## RAW RECORDS
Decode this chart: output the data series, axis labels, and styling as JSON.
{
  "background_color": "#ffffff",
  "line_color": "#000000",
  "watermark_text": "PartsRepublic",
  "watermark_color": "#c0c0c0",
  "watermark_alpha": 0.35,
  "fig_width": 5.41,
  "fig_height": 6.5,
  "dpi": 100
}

## WORK REQUIRED
Each of the records should be retyped exactly.

## EXERCISE ANSWER
Decode this chart: output the data series, axis labels, and styling as JSON.
{
  "background_color": "#ffffff",
  "line_color": "#000000",
  "watermark_text": "PartsRepublic",
  "watermark_color": "#c0c0c0",
  "watermark_alpha": 0.35,
  "fig_width": 5.41,
  "fig_height": 6.5,
  "dpi": 100
}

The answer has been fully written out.